WRITTEN PROBLEM: Output each entry that follows exactly. Images stay out.

SUPPLIED RECORDS:

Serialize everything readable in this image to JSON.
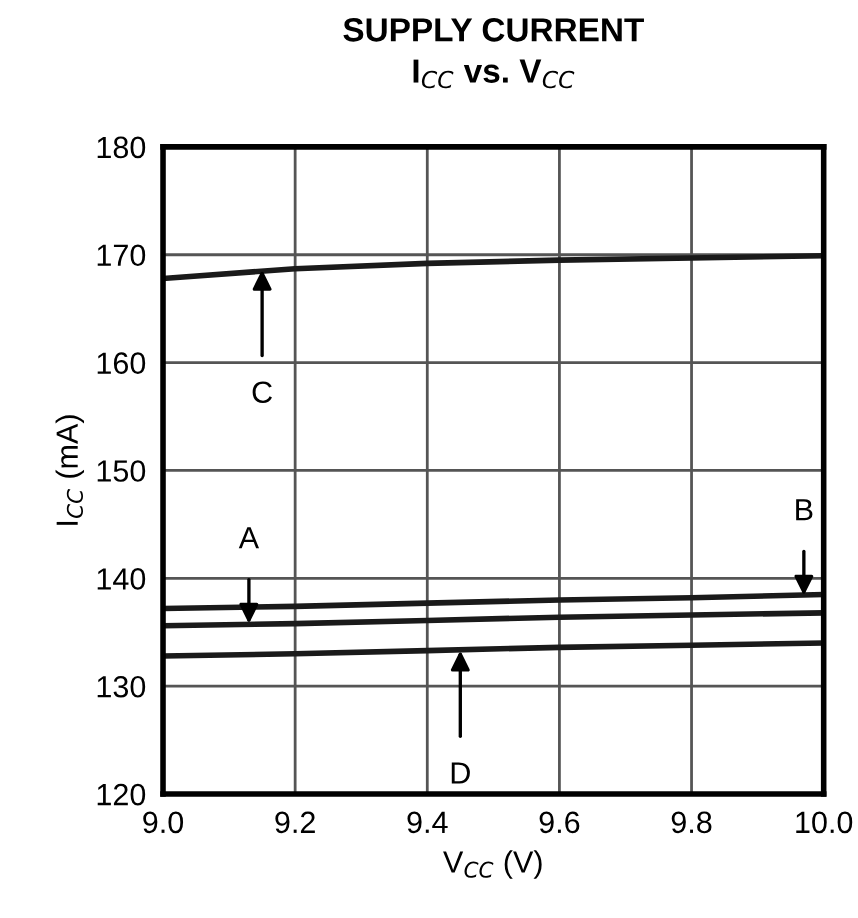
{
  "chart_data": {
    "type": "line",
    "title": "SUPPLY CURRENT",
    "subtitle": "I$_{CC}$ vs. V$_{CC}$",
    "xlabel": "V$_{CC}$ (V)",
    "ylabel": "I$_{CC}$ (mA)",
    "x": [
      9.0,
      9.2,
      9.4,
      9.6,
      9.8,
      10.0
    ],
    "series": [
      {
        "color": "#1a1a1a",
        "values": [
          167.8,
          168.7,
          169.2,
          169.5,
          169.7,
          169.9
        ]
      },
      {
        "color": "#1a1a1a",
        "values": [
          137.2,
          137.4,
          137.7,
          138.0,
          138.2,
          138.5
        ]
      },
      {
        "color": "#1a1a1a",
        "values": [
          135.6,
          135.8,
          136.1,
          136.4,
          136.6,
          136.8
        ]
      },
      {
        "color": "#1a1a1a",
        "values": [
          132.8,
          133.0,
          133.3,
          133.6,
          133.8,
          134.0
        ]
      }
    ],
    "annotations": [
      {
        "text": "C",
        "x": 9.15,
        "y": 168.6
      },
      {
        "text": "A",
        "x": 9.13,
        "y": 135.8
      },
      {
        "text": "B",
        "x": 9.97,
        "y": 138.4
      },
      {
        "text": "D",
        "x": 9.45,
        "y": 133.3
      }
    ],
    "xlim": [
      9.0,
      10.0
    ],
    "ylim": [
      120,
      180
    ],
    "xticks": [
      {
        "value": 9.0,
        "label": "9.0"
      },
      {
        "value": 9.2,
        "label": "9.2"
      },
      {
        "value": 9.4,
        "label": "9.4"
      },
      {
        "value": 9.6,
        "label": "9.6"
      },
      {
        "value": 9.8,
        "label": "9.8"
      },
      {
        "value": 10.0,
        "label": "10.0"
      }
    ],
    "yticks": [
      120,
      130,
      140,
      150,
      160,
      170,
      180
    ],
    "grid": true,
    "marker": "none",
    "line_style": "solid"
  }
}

REPLY TO THE EXERCISE:
Serialize everything readable in this image to JSON.
{
  "chart_data": {
    "type": "line",
    "title": "SUPPLY CURRENT",
    "subtitle": "I$_{CC}$ vs. V$_{CC}$",
    "xlabel": "V$_{CC}$ (V)",
    "ylabel": "I$_{CC}$ (mA)",
    "x": [
      9.0,
      9.2,
      9.4,
      9.6,
      9.8,
      10.0
    ],
    "series": [
      {
        "color": "#1a1a1a",
        "values": [
          167.8,
          168.7,
          169.2,
          169.5,
          169.7,
          169.9
        ]
      },
      {
        "color": "#1a1a1a",
        "values": [
          137.2,
          137.4,
          137.7,
          138.0,
          138.2,
          138.5
        ]
      },
      {
        "color": "#1a1a1a",
        "values": [
          135.6,
          135.8,
          136.1,
          136.4,
          136.6,
          136.8
        ]
      },
      {
        "color": "#1a1a1a",
        "values": [
          132.8,
          133.0,
          133.3,
          133.6,
          133.8,
          134.0
        ]
      }
    ],
    "annotations": [
      {
        "text": "C",
        "x": 9.15,
        "y": 168.6
      },
      {
        "text": "A",
        "x": 9.13,
        "y": 135.8
      },
      {
        "text": "B",
        "x": 9.97,
        "y": 138.4
      },
      {
        "text": "D",
        "x": 9.45,
        "y": 133.3
      }
    ],
    "xlim": [
      9.0,
      10.0
    ],
    "ylim": [
      120,
      180
    ],
    "xticks": [
      {
        "value": 9.0,
        "label": "9.0"
      },
      {
        "value": 9.2,
        "label": "9.2"
      },
      {
        "value": 9.4,
        "label": "9.4"
      },
      {
        "value": 9.6,
        "label": "9.6"
      },
      {
        "value": 9.8,
        "label": "9.8"
      },
      {
        "value": 10.0,
        "label": "10.0"
      }
    ],
    "yticks": [
      120,
      130,
      140,
      150,
      160,
      170,
      180
    ],
    "grid": true,
    "marker": "none",
    "line_style": "solid"
  }
}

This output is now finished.